● **Estratto fornito**:
══════════════════════════════
VIVERE QUESTO INFERNO
N853di Kobayashi Eriko
Traduzione dal giapponese di Eleonora Blundo
Ed. Atmosphere libri, 2022- ISBN: 9788865643914- 196 pagine
A ventuno anni, Eriko Kobayashi si ritrova povera e affranta. La casa editrice per cui lavora non le garantisce un’assicurazione, né le paga gli straordinari che sono diventati una costante nella sua vita, accrescendo in lei un profondo senso di frustrazione e inutilità. Esasperata, Eriko tenta il suicidio, ma si ritrova più tardi in ospedale, priva di sensi e, soprattutto, ancora viva. Intraprende un percorso di riabilitazione presso un reparto di psichiatria che, paradossalmente, sembra alimentare le sue insicurezze e il desiderio di morire. Dopo qualche anno, su suggerimento dello staff della clinica, richiede l’assistenza sociale, ma quando vorrebbe recedere dai sussidi statali per riprendere in mano la propria vita, il sistema sanitario e quello pubblico sembrano ostacolarla. Un giorno, mentre si trova in clinica, nota la rivista di un’organizzazione non-profit. Decide di contattare la redazione per un’eventuale opportunità di lavoro. Da qui, la svolta. L’impiego part-time la aiuterà a liberarsi dall’assistenza sociale e sarà il primo passo verso la rinascita.
Accluso il manga:
La crudele storia di una editor
Poco dopo l’assunzione presso una rivista di manga a sfondo erotico, Eriko riceve diverse mansioni, che porta a termine con discreto entusiasmo, sebbene i temi principali della rivista, come l’eros, le siano piuttosto estranei. Nonostante gli incarichi aumentino, il salario rimane quello basso di sempre. La frustrazione reiterata la indurrà a tentare il suicidio con dei farmaci. Sarà una sua amica a trovarla nel suo appartamento, priva di sensi, e a chiamare i soccorsi.
Con la sua drammatica storia, Kobayashi Eriko si fa portavoce di un problema sociale tutt’oggi molto ricorrente: quello del suicidio. Il racconto suona come una denuncia nei confronti di una società che fa sentire sbagliato e fuori posto chi è in difficoltà, chi ha un problema o una disabilità, costringendolo a credere che la sua condizione sia un limite irreversibile e di non avere il diritto di condurre una vita normale.
══════════════════════════════
● **Dati di analisi strutturata della pagina**:

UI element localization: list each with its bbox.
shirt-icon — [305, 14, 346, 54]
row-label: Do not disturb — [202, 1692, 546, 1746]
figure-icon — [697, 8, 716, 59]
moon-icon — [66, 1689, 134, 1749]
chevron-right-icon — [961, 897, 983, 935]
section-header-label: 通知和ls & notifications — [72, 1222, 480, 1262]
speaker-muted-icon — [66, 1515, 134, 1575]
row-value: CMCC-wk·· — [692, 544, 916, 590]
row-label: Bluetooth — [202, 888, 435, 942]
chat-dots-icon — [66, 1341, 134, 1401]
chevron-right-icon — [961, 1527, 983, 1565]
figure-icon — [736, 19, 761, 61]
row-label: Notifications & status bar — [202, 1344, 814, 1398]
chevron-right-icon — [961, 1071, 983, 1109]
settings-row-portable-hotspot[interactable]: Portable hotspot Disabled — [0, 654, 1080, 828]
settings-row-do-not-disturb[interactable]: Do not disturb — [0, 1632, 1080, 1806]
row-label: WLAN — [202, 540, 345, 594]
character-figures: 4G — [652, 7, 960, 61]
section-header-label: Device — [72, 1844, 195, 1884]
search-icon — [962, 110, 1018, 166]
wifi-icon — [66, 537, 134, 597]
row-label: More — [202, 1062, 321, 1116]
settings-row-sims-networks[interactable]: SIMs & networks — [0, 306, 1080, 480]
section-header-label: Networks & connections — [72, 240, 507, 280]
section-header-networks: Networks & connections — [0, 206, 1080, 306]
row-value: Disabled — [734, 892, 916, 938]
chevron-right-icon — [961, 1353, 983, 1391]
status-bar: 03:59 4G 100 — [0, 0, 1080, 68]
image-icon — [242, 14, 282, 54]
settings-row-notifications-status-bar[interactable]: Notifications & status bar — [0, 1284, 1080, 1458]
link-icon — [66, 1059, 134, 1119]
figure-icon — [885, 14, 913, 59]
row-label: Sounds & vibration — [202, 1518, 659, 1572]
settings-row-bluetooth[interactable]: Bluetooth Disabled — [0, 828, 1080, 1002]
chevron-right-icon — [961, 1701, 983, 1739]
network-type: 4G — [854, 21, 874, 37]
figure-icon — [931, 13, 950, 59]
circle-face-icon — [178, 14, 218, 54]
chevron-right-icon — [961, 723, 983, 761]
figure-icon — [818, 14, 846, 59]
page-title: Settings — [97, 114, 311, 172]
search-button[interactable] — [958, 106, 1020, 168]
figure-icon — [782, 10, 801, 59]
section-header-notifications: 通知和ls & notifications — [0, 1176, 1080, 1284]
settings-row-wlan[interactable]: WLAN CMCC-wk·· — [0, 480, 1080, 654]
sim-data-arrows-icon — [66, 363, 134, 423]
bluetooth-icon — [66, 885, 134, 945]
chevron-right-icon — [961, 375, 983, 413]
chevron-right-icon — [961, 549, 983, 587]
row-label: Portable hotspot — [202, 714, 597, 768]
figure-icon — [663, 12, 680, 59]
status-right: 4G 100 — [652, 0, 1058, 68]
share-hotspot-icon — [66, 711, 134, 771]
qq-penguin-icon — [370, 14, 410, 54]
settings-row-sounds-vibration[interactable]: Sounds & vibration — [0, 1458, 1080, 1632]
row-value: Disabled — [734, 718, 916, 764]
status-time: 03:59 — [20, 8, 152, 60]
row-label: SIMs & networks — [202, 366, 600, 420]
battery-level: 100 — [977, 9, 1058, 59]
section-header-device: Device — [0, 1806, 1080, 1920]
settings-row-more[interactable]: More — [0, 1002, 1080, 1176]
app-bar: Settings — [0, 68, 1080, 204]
══════════════════════════════
● **Cosa fare**:
Rispondi a queste domande sulla scheda del libro «Vivere questo inferno»:
1. Chi ha tradotto il libro dal giapponese?
2. Quanti anni ha Eriko Kobayashi quando si ritrova povera e affranta?
3. Nel manga accluso, chi trova Eriko priva di sensi nel suo appartamento?
Le voci riportate qui non servono.

● **Risposta attesa**:
1. Eleonora Blundo.
2. Ventuno anni.
3. Una sua amica.